### What the exercise asks
Give the number of lines that hold the string "Positive". Nothing else is needed.

----- Listing -----

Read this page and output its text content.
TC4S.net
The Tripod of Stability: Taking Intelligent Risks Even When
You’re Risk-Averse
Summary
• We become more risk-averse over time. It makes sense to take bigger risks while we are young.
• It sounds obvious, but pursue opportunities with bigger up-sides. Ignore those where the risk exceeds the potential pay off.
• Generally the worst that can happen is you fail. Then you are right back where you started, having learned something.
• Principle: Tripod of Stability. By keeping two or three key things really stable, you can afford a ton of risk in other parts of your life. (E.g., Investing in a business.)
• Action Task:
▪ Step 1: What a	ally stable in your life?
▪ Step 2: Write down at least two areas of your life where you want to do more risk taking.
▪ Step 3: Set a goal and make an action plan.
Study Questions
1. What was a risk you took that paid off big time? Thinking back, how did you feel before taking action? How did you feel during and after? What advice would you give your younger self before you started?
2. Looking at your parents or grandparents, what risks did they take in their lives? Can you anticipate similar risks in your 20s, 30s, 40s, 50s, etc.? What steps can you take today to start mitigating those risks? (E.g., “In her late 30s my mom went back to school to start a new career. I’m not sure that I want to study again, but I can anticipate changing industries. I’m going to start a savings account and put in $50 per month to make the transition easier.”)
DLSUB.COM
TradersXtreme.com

-----
----- Listing -----

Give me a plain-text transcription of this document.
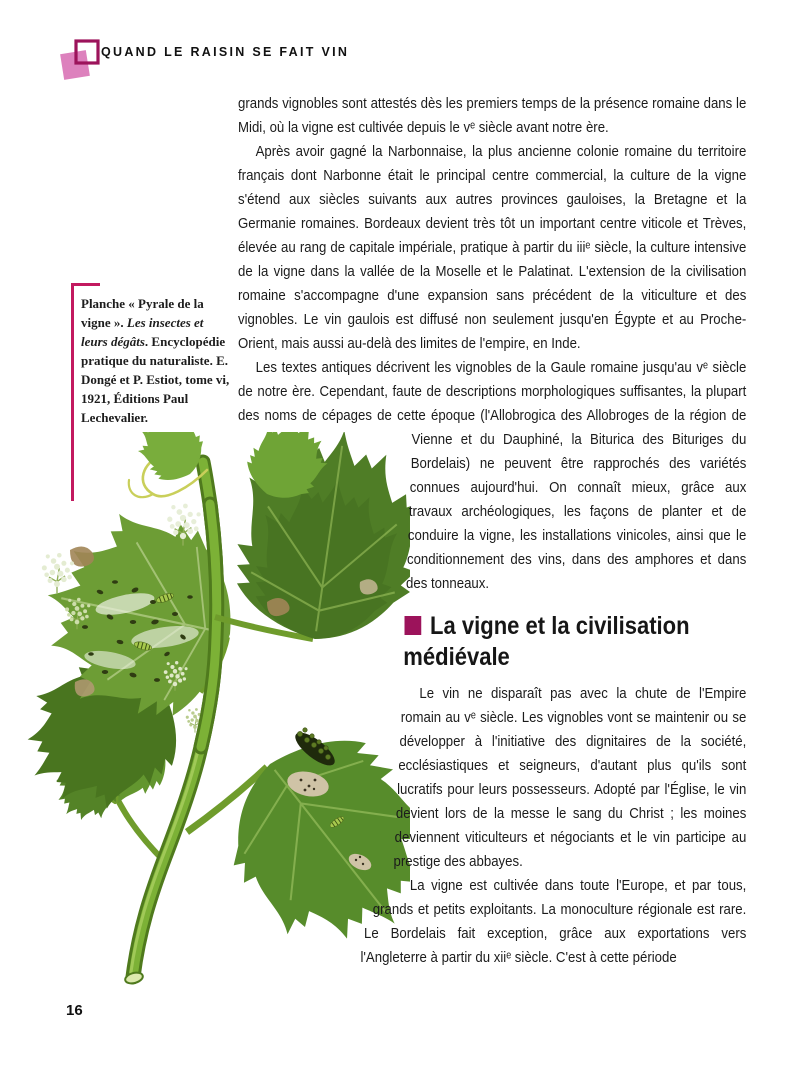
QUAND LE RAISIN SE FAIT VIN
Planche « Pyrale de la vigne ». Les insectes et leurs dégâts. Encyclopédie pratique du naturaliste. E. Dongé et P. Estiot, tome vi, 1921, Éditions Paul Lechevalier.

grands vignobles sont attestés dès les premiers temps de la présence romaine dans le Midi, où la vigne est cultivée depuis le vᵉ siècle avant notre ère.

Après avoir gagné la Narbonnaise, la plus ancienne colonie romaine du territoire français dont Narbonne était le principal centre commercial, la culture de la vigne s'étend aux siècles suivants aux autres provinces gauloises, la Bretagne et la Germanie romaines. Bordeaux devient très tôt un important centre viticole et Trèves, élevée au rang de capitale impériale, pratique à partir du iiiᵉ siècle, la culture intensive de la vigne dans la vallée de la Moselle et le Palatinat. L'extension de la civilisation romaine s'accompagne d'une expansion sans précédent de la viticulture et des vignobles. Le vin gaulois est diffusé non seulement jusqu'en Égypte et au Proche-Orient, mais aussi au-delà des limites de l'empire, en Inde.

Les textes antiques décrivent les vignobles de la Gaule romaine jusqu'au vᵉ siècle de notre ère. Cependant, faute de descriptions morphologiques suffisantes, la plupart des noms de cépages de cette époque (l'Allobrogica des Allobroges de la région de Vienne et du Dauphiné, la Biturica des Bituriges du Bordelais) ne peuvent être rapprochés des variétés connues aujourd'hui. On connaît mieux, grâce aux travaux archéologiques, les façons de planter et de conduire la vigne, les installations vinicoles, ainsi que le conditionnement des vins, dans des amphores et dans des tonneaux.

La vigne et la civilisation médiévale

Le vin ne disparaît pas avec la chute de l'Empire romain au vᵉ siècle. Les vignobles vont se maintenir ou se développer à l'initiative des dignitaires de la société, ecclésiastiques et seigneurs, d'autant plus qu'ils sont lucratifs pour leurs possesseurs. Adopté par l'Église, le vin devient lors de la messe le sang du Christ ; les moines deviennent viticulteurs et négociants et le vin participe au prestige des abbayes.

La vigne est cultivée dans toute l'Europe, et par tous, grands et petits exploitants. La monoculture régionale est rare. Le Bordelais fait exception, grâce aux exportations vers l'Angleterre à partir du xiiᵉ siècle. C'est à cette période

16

-----
----- Listing -----

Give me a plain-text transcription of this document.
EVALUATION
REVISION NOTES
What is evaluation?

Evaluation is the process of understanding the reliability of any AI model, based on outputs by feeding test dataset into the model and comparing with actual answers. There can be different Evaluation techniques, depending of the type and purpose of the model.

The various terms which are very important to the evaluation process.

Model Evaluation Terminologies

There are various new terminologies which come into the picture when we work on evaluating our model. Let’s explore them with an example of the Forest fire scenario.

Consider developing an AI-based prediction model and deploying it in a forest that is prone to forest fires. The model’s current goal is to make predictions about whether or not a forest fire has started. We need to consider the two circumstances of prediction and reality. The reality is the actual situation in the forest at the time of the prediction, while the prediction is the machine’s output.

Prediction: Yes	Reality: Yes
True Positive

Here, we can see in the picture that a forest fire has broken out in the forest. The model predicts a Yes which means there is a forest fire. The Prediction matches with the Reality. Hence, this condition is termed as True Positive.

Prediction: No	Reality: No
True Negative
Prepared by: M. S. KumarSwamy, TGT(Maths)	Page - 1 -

-----

### Answer below
2